WHAT THIS TASK INVOLVES:
Quote every entry word for word.

## Start RECORD EXCERPTS

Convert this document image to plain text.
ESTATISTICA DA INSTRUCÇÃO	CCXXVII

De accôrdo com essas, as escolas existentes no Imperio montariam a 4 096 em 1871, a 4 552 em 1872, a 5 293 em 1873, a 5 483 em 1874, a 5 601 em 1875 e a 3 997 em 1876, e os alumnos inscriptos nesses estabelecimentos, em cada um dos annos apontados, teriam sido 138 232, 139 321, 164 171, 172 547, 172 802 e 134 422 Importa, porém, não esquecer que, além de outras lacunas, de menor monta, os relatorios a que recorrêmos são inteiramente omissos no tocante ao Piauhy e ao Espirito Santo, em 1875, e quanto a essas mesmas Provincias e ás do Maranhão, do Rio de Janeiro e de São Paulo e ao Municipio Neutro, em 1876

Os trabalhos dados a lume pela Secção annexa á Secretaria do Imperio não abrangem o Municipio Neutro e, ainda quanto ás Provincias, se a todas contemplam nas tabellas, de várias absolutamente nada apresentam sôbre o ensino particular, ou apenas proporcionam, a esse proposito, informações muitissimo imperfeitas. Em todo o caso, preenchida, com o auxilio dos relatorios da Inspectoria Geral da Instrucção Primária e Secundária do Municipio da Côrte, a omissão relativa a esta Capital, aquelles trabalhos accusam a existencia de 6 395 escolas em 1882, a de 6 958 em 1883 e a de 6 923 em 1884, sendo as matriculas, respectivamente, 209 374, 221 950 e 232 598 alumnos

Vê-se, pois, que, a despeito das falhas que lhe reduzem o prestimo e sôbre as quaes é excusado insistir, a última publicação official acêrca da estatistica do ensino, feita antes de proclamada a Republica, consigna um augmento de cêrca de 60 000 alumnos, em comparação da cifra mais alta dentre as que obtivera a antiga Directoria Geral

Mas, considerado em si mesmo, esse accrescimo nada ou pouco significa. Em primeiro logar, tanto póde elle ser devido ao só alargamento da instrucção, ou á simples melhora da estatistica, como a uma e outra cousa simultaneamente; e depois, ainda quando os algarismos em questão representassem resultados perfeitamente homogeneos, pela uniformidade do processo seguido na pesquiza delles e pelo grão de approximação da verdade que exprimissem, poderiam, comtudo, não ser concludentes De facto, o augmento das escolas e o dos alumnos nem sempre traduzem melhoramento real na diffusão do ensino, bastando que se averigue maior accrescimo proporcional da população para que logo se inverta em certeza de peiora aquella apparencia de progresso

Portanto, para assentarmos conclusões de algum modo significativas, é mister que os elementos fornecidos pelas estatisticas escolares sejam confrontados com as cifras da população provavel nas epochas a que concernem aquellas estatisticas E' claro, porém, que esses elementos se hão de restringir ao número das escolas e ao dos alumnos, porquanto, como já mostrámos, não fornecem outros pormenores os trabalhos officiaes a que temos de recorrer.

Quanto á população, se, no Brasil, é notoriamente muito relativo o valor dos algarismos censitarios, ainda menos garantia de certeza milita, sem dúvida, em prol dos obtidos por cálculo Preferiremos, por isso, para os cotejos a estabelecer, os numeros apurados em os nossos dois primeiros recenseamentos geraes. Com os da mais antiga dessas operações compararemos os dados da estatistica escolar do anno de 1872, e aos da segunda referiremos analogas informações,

## End RECORD EXCERPTS

CORRECT RESPONSE:
Convert this document image to plain text.
ESTATISTICA DA INSTRUCÇÃO	CCXXVII

De accôrdo com essas, as escolas existentes no Imperio montariam a 4 096 em 1871, a 4 552 em 1872, a 5 293 em 1873, a 5 483 em 1874, a 5 601 em 1875 e a 3 997 em 1876, e os alumnos inscriptos nesses estabelecimentos, em cada um dos annos apontados, teriam sido 138 232, 139 321, 164 171, 172 547, 172 802 e 134 422 Importa, porém, não esquecer que, além de outras lacunas, de menor monta, os relatorios a que recorrêmos são inteiramente omissos no tocante ao Piauhy e ao Espirito Santo, em 1875, e quanto a essas mesmas Provincias e ás do Maranhão, do Rio de Janeiro e de São Paulo e ao Municipio Neutro, em 1876

Os trabalhos dados a lume pela Secção annexa á Secretaria do Imperio não abrangem o Municipio Neutro e, ainda quanto ás Provincias, se a todas contemplam nas tabellas, de várias absolutamente nada apresentam sôbre o ensino particular, ou apenas proporcionam, a esse proposito, informações muitissimo imperfeitas. Em todo o caso, preenchida, com o auxilio dos relatorios da Inspectoria Geral da Instrucção Primária e Secundária do Municipio da Côrte, a omissão relativa a esta Capital, aquelles trabalhos accusam a existencia de 6 395 escolas em 1882, a de 6 958 em 1883 e a de 6 923 em 1884, sendo as matriculas, respectivamente, 209 374, 221 950 e 232 598 alumnos

Vê-se, pois, que, a despeito das falhas que lhe reduzem o prestimo e sôbre as quaes é excusado insistir, a última publicação official acêrca da estatistica do ensino, feita antes de proclamada a Republica, consigna um augmento de cêrca de 60 000 alumnos, em comparação da cifra mais alta dentre as que obtivera a antiga Directoria Geral

Mas, considerado em si mesmo, esse accrescimo nada ou pouco significa. Em primeiro logar, tanto póde elle ser devido ao só alargamento da instrucção, ou á simples melhora da estatistica, como a uma e outra cousa simultaneamente; e depois, ainda quando os algarismos em questão representassem resultados perfeitamente homogeneos, pela uniformidade do processo seguido na pesquiza delles e pelo grão de approximação da verdade que exprimissem, poderiam, comtudo, não ser concludentes De facto, o augmento das escolas e o dos alumnos nem sempre traduzem melhoramento real na diffusão do ensino, bastando que se averigue maior accrescimo proporcional da população para que logo se inverta em certeza de peiora aquella apparencia de progresso

Portanto, para assentarmos conclusões de algum modo significativas, é mister que os elementos fornecidos pelas estatisticas escolares sejam confrontados com as cifras da população provavel nas epochas a que concernem aquellas estatisticas E' claro, porém, que esses elementos se hão de restringir ao número das escolas e ao dos alumnos, porquanto, como já mostrámos, não fornecem outros pormenores os trabalhos officiaes a que temos de recorrer.

Quanto á população, se, no Brasil, é notoriamente muito relativo o valor dos algarismos censitarios, ainda menos garantia de certeza milita, sem dúvida, em prol dos obtidos por cálculo Preferiremos, por isso, para os cotejos a estabelecer, os numeros apurados em os nossos dois primeiros recenseamentos geraes. Com os da mais antiga dessas operações compararemos os dados da estatistica escolar do anno de 1872, e aos da segunda referiremos analogas informações,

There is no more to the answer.